Work instructions ->
Every line that holds the string "Frequency" is to be identified and copied.

Information provided ->
**********

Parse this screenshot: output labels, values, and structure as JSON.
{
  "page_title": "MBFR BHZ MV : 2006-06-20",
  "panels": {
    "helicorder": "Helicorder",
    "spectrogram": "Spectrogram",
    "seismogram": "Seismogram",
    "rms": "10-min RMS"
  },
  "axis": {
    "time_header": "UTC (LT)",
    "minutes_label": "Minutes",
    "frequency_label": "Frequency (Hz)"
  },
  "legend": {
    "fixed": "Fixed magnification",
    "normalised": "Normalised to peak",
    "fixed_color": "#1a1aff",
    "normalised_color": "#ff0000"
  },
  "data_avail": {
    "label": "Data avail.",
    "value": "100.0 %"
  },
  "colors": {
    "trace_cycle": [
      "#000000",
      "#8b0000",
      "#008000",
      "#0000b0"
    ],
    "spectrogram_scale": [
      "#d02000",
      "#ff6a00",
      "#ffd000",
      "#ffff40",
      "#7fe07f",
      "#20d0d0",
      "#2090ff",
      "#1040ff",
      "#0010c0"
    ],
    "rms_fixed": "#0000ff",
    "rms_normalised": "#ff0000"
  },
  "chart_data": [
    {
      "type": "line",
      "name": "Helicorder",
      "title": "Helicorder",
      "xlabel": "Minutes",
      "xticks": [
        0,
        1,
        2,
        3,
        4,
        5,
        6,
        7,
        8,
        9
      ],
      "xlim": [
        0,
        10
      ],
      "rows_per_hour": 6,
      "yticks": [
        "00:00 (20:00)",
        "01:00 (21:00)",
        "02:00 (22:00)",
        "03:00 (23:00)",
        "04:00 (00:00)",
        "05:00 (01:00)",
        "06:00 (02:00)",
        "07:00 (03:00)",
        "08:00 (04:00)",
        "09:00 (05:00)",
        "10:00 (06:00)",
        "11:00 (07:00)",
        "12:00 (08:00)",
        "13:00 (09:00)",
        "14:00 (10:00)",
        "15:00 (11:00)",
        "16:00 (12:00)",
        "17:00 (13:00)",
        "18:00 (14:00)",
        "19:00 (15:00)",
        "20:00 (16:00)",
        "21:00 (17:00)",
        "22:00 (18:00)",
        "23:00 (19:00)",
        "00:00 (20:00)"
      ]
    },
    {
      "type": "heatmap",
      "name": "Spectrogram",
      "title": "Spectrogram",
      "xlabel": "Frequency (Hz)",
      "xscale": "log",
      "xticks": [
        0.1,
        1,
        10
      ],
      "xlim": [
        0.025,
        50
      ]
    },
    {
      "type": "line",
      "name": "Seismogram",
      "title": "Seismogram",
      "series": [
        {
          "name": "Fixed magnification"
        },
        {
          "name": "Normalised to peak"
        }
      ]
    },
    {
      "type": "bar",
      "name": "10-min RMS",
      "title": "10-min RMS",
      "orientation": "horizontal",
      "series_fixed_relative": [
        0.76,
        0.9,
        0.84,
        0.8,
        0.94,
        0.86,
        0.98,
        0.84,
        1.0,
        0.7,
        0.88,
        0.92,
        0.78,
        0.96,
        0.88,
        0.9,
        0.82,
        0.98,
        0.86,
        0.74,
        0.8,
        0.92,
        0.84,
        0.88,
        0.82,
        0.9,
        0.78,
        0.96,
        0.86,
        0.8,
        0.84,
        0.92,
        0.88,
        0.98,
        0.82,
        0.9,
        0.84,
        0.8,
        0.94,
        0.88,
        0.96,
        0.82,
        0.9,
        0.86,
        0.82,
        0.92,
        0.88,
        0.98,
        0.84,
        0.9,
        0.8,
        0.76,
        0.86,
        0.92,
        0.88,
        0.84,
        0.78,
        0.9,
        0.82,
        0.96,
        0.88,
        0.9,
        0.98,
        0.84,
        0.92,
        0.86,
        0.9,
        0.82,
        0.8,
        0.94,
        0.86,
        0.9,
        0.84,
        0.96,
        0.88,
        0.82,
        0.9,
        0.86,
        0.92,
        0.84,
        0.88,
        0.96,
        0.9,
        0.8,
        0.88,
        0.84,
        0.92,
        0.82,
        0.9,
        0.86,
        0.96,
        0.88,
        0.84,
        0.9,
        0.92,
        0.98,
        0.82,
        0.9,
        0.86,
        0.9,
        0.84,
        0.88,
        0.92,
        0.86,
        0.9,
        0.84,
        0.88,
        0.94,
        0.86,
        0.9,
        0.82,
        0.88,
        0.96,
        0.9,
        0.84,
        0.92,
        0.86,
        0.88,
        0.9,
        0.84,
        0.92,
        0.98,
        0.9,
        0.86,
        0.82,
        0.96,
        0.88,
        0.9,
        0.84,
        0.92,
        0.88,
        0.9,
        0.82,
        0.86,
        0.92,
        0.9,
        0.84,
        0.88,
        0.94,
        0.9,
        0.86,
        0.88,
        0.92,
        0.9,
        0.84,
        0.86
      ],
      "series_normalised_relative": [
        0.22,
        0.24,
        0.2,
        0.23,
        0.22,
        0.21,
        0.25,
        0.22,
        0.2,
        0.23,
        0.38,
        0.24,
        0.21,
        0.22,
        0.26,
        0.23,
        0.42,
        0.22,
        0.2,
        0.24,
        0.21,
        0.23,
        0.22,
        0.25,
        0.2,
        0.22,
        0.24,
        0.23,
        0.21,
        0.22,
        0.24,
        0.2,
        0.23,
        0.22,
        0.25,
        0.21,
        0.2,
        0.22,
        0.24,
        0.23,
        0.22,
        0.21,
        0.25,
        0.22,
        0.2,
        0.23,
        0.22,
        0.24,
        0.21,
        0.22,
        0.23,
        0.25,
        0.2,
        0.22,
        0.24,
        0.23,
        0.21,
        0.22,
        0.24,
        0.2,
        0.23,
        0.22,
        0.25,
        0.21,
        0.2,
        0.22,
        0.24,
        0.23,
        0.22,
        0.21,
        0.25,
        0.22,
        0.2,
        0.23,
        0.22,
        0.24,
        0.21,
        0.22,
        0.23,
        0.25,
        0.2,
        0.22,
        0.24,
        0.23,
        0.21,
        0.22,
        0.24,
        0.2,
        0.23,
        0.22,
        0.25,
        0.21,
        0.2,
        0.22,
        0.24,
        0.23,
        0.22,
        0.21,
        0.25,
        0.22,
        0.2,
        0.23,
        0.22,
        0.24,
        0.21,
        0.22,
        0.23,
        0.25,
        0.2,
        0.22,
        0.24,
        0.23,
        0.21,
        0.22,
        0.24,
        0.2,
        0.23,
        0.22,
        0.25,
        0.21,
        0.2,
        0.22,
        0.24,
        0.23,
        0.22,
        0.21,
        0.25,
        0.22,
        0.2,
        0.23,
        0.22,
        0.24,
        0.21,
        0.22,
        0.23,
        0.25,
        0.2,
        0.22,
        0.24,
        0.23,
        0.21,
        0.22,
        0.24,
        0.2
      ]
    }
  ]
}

**********

Solution for this problem ->
    "frequency_label": "Frequency (Hz)"
      "xlabel": "Frequency (Hz)",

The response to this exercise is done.